— BEGIN EXERCISE MATERIALS —
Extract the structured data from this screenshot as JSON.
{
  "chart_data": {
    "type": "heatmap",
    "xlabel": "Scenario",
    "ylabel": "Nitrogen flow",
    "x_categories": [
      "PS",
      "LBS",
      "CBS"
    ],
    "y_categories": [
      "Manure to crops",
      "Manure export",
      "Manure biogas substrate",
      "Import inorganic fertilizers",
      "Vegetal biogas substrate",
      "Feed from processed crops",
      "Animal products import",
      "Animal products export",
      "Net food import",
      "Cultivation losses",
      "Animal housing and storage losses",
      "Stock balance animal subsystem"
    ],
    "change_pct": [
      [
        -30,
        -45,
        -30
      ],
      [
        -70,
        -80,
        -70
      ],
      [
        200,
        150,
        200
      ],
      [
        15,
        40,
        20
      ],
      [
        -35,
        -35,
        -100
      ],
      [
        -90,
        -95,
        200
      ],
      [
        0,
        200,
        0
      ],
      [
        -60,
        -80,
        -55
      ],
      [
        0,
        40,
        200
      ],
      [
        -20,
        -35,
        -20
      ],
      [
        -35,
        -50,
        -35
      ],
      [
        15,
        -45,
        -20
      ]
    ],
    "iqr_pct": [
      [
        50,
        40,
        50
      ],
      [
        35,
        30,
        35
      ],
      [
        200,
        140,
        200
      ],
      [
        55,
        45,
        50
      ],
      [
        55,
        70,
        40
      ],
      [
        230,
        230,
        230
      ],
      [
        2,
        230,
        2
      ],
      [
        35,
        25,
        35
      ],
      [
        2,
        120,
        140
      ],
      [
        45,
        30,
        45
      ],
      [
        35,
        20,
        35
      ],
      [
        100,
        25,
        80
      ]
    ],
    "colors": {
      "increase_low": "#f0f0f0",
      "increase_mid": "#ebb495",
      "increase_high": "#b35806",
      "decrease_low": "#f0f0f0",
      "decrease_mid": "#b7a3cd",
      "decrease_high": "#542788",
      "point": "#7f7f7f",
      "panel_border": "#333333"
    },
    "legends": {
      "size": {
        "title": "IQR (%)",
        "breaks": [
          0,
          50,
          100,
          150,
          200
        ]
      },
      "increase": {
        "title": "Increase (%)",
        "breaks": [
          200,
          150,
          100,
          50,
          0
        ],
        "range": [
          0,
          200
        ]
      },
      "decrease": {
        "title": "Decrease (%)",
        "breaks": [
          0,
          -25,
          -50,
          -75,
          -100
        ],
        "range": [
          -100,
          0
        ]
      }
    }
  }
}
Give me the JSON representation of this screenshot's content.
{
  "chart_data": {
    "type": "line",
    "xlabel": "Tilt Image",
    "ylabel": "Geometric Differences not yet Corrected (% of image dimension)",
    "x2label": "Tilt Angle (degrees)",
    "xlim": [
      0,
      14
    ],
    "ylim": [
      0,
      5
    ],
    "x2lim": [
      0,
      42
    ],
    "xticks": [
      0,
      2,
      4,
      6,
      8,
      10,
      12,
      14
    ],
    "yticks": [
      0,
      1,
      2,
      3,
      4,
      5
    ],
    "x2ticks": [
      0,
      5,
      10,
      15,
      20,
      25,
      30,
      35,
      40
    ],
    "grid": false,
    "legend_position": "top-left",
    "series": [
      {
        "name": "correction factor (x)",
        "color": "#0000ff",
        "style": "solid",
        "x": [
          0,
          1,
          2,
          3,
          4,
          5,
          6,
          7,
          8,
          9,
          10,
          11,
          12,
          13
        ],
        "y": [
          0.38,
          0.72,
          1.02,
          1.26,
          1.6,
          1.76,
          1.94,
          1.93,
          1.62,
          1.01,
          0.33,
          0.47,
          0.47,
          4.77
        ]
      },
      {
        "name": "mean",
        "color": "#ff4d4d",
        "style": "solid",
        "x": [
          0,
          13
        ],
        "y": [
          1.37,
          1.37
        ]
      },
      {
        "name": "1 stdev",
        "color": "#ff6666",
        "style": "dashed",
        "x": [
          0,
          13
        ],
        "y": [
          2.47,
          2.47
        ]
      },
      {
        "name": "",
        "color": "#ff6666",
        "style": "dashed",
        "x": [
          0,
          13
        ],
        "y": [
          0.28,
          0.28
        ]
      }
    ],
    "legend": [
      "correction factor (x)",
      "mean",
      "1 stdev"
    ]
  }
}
— END EXERCISE MATERIALS —
All the data must be duplicated exactly, with nothing added or removed.

Extract the structured data from this screenshot as JSON.
{
  "chart_data": {
    "type": "heatmap",
    "xlabel": "Scenario",
    "ylabel": "Nitrogen flow",
    "x_categories": [
      "PS",
      "LBS",
      "CBS"
    ],
    "y_categories": [
      "Manure to crops",
      "Manure export",
      "Manure biogas substrate",
      "Import inorganic fertilizers",
      "Vegetal biogas substrate",
      "Feed from processed crops",
      "Animal products import",
      "Animal products export",
      "Net food import",
      "Cultivation losses",
      "Animal housing and storage losses",
      "Stock balance animal subsystem"
    ],
    "change_pct": [
      [
        -30,
        -45,
        -30
      ],
      [
        -70,
        -80,
        -70
      ],
      [
        200,
        150,
        200
      ],
      [
        15,
        40,
        20
      ],
      [
        -35,
        -35,
        -100
      ],
      [
        -90,
        -95,
        200
      ],
      [
        0,
        200,
        0
      ],
      [
        -60,
        -80,
        -55
      ],
      [
        0,
        40,
        200
      ],
      [
        -20,
        -35,
        -20
      ],
      [
        -35,
        -50,
        -35
      ],
      [
        15,
        -45,
        -20
      ]
    ],
    "iqr_pct": [
      [
        50,
        40,
        50
      ],
      [
        35,
        30,
        35
      ],
      [
        200,
        140,
        200
      ],
      [
        55,
        45,
        50
      ],
      [
        55,
        70,
        40
      ],
      [
        230,
        230,
        230
      ],
      [
        2,
        230,
        2
      ],
      [
        35,
        25,
        35
      ],
      [
        2,
        120,
        140
      ],
      [
        45,
        30,
        45
      ],
      [
        35,
        20,
        35
      ],
      [
        100,
        25,
        80
      ]
    ],
    "colors": {
      "increase_low": "#f0f0f0",
      "increase_mid": "#ebb495",
      "increase_high": "#b35806",
      "decrease_low": "#f0f0f0",
      "decrease_mid": "#b7a3cd",
      "decrease_high": "#542788",
      "point": "#7f7f7f",
      "panel_border": "#333333"
    },
    "legends": {
      "size": {
        "title": "IQR (%)",
        "breaks": [
          0,
          50,
          100,
          150,
          200
        ]
      },
      "increase": {
        "title": "Increase (%)",
        "breaks": [
          200,
          150,
          100,
          50,
          0
        ],
        "range": [
          0,
          200
        ]
      },
      "decrease": {
        "title": "Decrease (%)",
        "breaks": [
          0,
          -25,
          -50,
          -75,
          -100
        ],
        "range": [
          -100,
          0
        ]
      }
    }
  }
}
Give me the JSON representation of this screenshot's content.
{
  "chart_data": {
    "type": "line",
    "xlabel": "Tilt Image",
    "ylabel": "Geometric Differences not yet Corrected (% of image dimension)",
    "x2label": "Tilt Angle (degrees)",
    "xlim": [
      0,
      14
    ],
    "ylim": [
      0,
      5
    ],
    "x2lim": [
      0,
      42
    ],
    "xticks": [
      0,
      2,
      4,
      6,
      8,
      10,
      12,
      14
    ],
    "yticks": [
      0,
      1,
      2,
      3,
      4,
      5
    ],
    "x2ticks": [
      0,
      5,
      10,
      15,
      20,
      25,
      30,
      35,
      40
    ],
    "grid": false,
    "legend_position": "top-left",
    "series": [
      {
        "name": "correction factor (x)",
        "color": "#0000ff",
        "style": "solid",
        "x": [
          0,
          1,
          2,
          3,
          4,
          5,
          6,
          7,
          8,
          9,
          10,
          11,
          12,
          13
        ],
        "y": [
          0.38,
          0.72,
          1.02,
          1.26,
          1.6,
          1.76,
          1.94,
          1.93,
          1.62,
          1.01,
          0.33,
          0.47,
          0.47,
          4.77
        ]
      },
      {
        "name": "mean",
        "color": "#ff4d4d",
        "style": "solid",
        "x": [
          0,
          13
        ],
        "y": [
          1.37,
          1.37
        ]
      },
      {
        "name": "1 stdev",
        "color": "#ff6666",
        "style": "dashed",
        "x": [
          0,
          13
        ],
        "y": [
          2.47,
          2.47
        ]
      },
      {
        "name": "",
        "color": "#ff6666",
        "style": "dashed",
        "x": [
          0,
          13
        ],
        "y": [
          0.28,
          0.28
        ]
      }
    ],
    "legend": [
      "correction factor (x)",
      "mean",
      "1 stdev"
    ]
  }
}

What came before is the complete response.